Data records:
/---
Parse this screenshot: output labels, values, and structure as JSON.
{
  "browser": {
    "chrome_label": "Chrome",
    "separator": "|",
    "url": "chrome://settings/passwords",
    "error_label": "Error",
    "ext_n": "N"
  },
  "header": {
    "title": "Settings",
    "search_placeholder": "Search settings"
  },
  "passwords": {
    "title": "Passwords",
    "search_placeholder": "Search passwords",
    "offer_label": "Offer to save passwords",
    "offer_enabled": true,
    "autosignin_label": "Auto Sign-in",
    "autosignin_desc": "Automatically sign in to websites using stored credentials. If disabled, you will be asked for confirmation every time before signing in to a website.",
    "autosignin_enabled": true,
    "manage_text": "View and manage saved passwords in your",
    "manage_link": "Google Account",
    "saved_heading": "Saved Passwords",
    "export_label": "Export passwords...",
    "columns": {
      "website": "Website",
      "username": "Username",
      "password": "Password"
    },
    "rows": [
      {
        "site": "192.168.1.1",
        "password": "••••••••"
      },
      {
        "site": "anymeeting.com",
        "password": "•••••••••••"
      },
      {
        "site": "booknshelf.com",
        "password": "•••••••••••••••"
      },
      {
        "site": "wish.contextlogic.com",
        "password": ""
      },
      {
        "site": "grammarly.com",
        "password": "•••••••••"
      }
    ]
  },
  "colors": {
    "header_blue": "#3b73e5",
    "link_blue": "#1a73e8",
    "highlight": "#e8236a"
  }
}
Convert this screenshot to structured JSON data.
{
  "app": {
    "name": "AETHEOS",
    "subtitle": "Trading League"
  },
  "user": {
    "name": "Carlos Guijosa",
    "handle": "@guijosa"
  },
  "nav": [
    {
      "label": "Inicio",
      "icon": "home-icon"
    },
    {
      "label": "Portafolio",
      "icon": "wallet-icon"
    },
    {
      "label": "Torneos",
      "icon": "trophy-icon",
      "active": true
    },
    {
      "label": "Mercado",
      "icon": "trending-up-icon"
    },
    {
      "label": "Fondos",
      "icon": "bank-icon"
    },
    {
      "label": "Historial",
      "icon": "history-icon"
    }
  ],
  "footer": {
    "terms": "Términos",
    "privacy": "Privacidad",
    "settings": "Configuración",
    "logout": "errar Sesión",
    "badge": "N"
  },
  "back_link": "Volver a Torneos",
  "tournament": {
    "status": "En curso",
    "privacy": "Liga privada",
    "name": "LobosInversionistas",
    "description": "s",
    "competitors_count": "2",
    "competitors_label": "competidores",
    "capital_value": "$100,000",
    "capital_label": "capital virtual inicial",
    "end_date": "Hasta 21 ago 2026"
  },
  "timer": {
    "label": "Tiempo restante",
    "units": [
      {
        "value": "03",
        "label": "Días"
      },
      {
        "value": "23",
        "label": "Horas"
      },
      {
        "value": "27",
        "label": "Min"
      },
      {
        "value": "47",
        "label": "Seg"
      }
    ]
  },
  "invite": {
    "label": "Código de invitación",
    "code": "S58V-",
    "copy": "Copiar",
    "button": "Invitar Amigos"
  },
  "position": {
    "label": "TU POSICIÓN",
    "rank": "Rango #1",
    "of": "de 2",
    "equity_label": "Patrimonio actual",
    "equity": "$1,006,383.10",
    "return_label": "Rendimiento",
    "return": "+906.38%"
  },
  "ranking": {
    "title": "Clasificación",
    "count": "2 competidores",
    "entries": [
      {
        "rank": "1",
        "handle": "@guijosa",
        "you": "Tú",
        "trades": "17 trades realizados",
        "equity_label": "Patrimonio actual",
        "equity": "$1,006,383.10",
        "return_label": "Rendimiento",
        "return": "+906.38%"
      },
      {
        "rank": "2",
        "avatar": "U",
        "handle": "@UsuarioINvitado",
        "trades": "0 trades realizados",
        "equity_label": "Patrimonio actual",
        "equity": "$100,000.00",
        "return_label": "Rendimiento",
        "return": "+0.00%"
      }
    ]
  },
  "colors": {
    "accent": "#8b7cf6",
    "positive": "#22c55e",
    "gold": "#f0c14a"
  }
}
\---
Given request: Copy each line of the entries that includes the word "icon".

Answer for the task:
      "icon": "home-icon"
      "icon": "wallet-icon"
      "icon": "trophy-icon",
      "icon": "trending-up-icon"
      "icon": "bank-icon"
      "icon": "history-icon"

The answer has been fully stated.